● Supplied information:

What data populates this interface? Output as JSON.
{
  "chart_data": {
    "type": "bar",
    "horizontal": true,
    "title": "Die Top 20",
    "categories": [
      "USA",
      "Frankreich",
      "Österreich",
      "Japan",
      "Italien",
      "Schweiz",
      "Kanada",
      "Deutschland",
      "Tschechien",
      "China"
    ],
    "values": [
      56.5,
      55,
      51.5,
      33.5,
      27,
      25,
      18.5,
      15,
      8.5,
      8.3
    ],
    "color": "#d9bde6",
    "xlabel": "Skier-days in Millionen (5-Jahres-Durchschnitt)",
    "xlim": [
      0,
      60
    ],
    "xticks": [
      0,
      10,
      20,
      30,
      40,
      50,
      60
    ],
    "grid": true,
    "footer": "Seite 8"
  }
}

● Task to complete: Repeat the material in full, exactly as it stands.

● The reply:
What data populates this interface? Output as JSON.
{
  "chart_data": {
    "type": "bar",
    "horizontal": true,
    "title": "Die Top 20",
    "categories": [
      "USA",
      "Frankreich",
      "Österreich",
      "Japan",
      "Italien",
      "Schweiz",
      "Kanada",
      "Deutschland",
      "Tschechien",
      "China"
    ],
    "values": [
      56.5,
      55,
      51.5,
      33.5,
      27,
      25,
      18.5,
      15,
      8.5,
      8.3
    ],
    "color": "#d9bde6",
    "xlabel": "Skier-days in Millionen (5-Jahres-Durchschnitt)",
    "xlim": [
      0,
      60
    ],
    "xticks": [
      0,
      10,
      20,
      30,
      40,
      50,
      60
    ],
    "grid": true,
    "footer": "Seite 8"
  }
}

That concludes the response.